• [Task statement]: All of the lines below are to be printed again exactly; images are excluded from the output.

BEGIN Data to process

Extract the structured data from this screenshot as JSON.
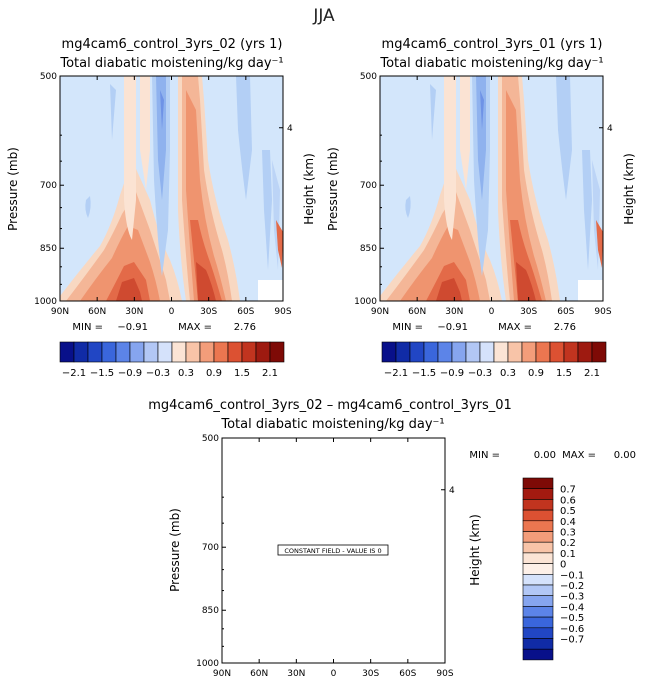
{
  "figure": {
    "season": "JJA",
    "diff_title": "mg4cam6_control_3yrs_02 – mg4cam6_control_3yrs_01",
    "constant_note": "CONSTANT FIELD - VALUE IS 0"
  },
  "chart_data": [
    {
      "type": "heatmap",
      "title": "mg4cam6_control_3yrs_02 (yrs 1)",
      "subtitle": "Total diabatic moistening/kg day⁻¹",
      "ylabel": "Pressure (mb)",
      "ylabel_right": "Height (km)",
      "xticks": [
        "90N",
        "60N",
        "30N",
        "0",
        "30S",
        "60S",
        "90S"
      ],
      "yticks": [
        "500",
        "700",
        "850",
        "1000"
      ],
      "yticks_right": [
        "4"
      ],
      "ylim": [
        1000,
        500
      ],
      "min_label": "MIN =",
      "min_value": "−0.91",
      "max_label": "MAX =",
      "max_value": "2.76",
      "colorbar_labels": [
        "−2.1",
        "−1.5",
        "−0.9",
        "−0.3",
        "0.3",
        "0.9",
        "1.5",
        "2.1"
      ]
    },
    {
      "type": "heatmap",
      "title": "mg4cam6_control_3yrs_01 (yrs 1)",
      "subtitle": "Total diabatic moistening/kg day⁻¹",
      "ylabel": "Pressure (mb)",
      "ylabel_right": "Height (km)",
      "xticks": [
        "90N",
        "60N",
        "30N",
        "0",
        "30S",
        "60S",
        "90S"
      ],
      "yticks": [
        "500",
        "700",
        "850",
        "1000"
      ],
      "yticks_right": [
        "4"
      ],
      "ylim": [
        1000,
        500
      ],
      "min_label": "MIN =",
      "min_value": "−0.91",
      "max_label": "MAX =",
      "max_value": "2.76",
      "colorbar_labels": [
        "−2.1",
        "−1.5",
        "−0.9",
        "−0.3",
        "0.3",
        "0.9",
        "1.5",
        "2.1"
      ]
    },
    {
      "type": "heatmap",
      "title": "",
      "subtitle": "Total diabatic moistening/kg day⁻¹",
      "ylabel": "Pressure (mb)",
      "ylabel_right": "Height (km)",
      "xticks": [
        "90N",
        "60N",
        "30N",
        "0",
        "30S",
        "60S",
        "90S"
      ],
      "yticks": [
        "500",
        "700",
        "850",
        "1000"
      ],
      "yticks_right": [
        "4"
      ],
      "ylim": [
        1000,
        500
      ],
      "min_label": "MIN =",
      "min_value": "0.00",
      "max_label": "MAX =",
      "max_value": "0.00",
      "colorbar_labels": [
        "0.7",
        "0.6",
        "0.5",
        "0.4",
        "0.3",
        "0.2",
        "0.1",
        "0",
        "−0.1",
        "−0.2",
        "−0.3",
        "−0.4",
        "−0.5",
        "−0.6",
        "−0.7"
      ]
    }
  ]
}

END Data to process

• [Output for this exercise]:
Extract the structured data from this screenshot as JSON.
{
  "figure": {
    "season": "JJA",
    "diff_title": "mg4cam6_control_3yrs_02 – mg4cam6_control_3yrs_01",
    "constant_note": "CONSTANT FIELD - VALUE IS 0"
  },
  "chart_data": [
    {
      "type": "heatmap",
      "title": "mg4cam6_control_3yrs_02 (yrs 1)",
      "subtitle": "Total diabatic moistening/kg day⁻¹",
      "ylabel": "Pressure (mb)",
      "ylabel_right": "Height (km)",
      "xticks": [
        "90N",
        "60N",
        "30N",
        "0",
        "30S",
        "60S",
        "90S"
      ],
      "yticks": [
        "500",
        "700",
        "850",
        "1000"
      ],
      "yticks_right": [
        "4"
      ],
      "ylim": [
        1000,
        500
      ],
      "min_label": "MIN =",
      "min_value": "−0.91",
      "max_label": "MAX =",
      "max_value": "2.76",
      "colorbar_labels": [
        "−2.1",
        "−1.5",
        "−0.9",
        "−0.3",
        "0.3",
        "0.9",
        "1.5",
        "2.1"
      ]
    },
    {
      "type": "heatmap",
      "title": "mg4cam6_control_3yrs_01 (yrs 1)",
      "subtitle": "Total diabatic moistening/kg day⁻¹",
      "ylabel": "Pressure (mb)",
      "ylabel_right": "Height (km)",
      "xticks": [
        "90N",
        "60N",
        "30N",
        "0",
        "30S",
        "60S",
        "90S"
      ],
      "yticks": [
        "500",
        "700",
        "850",
        "1000"
      ],
      "yticks_right": [
        "4"
      ],
      "ylim": [
        1000,
        500
      ],
      "min_label": "MIN =",
      "min_value": "−0.91",
      "max_label": "MAX =",
      "max_value": "2.76",
      "colorbar_labels": [
        "−2.1",
        "−1.5",
        "−0.9",
        "−0.3",
        "0.3",
        "0.9",
        "1.5",
        "2.1"
      ]
    },
    {
      "type": "heatmap",
      "title": "",
      "subtitle": "Total diabatic moistening/kg day⁻¹",
      "ylabel": "Pressure (mb)",
      "ylabel_right": "Height (km)",
      "xticks": [
        "90N",
        "60N",
        "30N",
        "0",
        "30S",
        "60S",
        "90S"
      ],
      "yticks": [
        "500",
        "700",
        "850",
        "1000"
      ],
      "yticks_right": [
        "4"
      ],
      "ylim": [
        1000,
        500
      ],
      "min_label": "MIN =",
      "min_value": "0.00",
      "max_label": "MAX =",
      "max_value": "0.00",
      "colorbar_labels": [
        "0.7",
        "0.6",
        "0.5",
        "0.4",
        "0.3",
        "0.2",
        "0.1",
        "0",
        "−0.1",
        "−0.2",
        "−0.3",
        "−0.4",
        "−0.5",
        "−0.6",
        "−0.7"
      ]
    }
  ]
}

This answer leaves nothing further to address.